What the task asks: Each line that holds the word "blue" should be returned.

Supplied material:

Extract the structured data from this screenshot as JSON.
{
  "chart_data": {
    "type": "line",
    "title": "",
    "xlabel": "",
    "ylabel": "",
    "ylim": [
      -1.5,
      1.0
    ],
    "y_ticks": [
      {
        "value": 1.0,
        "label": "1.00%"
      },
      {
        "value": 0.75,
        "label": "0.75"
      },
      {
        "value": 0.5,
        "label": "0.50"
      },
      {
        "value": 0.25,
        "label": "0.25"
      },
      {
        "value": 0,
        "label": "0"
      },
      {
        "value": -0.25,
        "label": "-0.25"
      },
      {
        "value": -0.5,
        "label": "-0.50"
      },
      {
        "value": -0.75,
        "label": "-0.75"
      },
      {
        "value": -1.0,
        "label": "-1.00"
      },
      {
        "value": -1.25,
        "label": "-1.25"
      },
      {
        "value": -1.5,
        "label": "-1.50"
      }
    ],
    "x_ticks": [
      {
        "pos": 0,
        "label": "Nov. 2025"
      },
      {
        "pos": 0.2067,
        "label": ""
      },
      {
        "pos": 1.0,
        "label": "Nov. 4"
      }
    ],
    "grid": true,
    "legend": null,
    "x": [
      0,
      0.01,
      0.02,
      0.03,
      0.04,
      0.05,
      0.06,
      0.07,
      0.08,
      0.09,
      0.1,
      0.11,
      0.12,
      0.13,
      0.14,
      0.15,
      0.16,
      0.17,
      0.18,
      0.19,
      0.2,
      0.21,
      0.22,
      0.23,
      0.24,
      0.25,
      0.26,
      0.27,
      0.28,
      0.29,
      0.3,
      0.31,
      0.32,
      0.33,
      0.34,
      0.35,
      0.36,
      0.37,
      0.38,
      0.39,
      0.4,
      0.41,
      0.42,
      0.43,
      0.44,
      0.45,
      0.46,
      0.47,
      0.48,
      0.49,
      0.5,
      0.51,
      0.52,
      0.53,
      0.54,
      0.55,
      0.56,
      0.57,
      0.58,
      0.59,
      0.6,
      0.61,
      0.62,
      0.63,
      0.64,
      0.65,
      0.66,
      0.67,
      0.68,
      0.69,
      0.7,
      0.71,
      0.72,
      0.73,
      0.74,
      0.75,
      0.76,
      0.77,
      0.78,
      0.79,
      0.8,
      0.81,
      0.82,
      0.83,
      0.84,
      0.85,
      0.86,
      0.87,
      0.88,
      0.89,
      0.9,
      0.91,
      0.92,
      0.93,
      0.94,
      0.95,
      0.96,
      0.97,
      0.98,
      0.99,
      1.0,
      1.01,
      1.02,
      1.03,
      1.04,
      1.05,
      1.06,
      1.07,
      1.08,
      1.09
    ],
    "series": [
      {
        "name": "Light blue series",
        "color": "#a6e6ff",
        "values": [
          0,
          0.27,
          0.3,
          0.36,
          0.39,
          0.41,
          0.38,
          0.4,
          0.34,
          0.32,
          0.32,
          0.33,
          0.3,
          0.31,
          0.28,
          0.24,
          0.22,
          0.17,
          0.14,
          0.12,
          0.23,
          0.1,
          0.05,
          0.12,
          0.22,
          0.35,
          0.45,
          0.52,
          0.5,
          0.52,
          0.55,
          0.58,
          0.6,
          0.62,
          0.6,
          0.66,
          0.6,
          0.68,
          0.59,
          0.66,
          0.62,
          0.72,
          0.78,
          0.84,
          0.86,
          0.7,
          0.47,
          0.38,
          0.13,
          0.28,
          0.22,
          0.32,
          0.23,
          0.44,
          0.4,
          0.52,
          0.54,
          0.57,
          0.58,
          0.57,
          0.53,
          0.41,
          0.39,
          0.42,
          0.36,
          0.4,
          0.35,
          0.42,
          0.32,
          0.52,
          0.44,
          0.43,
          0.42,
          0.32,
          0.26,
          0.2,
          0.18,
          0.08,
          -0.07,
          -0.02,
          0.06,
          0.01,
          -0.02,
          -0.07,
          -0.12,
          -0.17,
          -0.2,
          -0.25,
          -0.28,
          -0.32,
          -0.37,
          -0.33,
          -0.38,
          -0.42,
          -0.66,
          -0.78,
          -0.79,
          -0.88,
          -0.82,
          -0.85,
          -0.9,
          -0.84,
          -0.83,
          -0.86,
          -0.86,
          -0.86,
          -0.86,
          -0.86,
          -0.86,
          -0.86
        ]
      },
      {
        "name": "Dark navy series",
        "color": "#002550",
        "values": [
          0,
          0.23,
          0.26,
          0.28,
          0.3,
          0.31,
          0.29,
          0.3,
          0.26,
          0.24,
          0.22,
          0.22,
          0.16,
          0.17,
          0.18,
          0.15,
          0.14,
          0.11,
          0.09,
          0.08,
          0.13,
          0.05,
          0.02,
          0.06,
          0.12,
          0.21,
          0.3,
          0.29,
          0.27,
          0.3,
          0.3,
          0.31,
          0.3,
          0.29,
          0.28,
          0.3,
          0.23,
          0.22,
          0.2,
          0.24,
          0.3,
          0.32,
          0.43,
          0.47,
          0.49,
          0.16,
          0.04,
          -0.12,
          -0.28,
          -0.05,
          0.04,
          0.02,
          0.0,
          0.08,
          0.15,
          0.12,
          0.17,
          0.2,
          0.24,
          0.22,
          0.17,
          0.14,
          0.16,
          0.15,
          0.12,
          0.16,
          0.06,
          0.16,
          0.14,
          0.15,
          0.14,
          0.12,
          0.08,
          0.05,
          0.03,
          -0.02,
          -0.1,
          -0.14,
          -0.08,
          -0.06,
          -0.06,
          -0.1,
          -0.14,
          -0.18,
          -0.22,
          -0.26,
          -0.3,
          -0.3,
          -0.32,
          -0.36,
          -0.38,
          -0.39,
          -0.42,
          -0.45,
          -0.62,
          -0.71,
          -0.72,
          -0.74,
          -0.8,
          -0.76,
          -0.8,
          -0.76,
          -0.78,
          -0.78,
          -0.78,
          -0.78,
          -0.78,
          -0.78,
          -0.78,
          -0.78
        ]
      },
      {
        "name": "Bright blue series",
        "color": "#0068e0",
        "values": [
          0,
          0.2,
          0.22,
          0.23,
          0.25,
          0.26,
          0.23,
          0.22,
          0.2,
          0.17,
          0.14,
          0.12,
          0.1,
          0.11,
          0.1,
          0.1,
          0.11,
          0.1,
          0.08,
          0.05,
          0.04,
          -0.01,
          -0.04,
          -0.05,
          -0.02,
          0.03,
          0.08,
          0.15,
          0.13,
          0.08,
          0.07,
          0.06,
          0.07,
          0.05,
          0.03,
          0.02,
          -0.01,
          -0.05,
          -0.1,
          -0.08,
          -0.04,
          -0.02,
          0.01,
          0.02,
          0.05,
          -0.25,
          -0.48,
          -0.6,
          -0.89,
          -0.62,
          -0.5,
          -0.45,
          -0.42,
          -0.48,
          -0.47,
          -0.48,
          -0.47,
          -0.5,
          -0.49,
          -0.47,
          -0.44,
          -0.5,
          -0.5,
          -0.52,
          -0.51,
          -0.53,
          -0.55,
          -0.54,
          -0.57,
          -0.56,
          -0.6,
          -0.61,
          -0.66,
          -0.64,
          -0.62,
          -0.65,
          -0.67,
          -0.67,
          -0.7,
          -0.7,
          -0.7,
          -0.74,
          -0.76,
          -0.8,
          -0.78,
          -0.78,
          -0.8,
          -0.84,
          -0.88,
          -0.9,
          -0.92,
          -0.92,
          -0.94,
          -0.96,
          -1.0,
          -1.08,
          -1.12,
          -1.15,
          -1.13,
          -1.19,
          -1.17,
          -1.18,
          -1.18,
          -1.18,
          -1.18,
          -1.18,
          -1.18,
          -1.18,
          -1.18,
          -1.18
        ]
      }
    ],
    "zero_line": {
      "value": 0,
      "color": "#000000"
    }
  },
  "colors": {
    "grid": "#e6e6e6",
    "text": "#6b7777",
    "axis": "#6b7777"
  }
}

Correct answer:
        "name": "Light blue series",
        "name": "Bright blue series",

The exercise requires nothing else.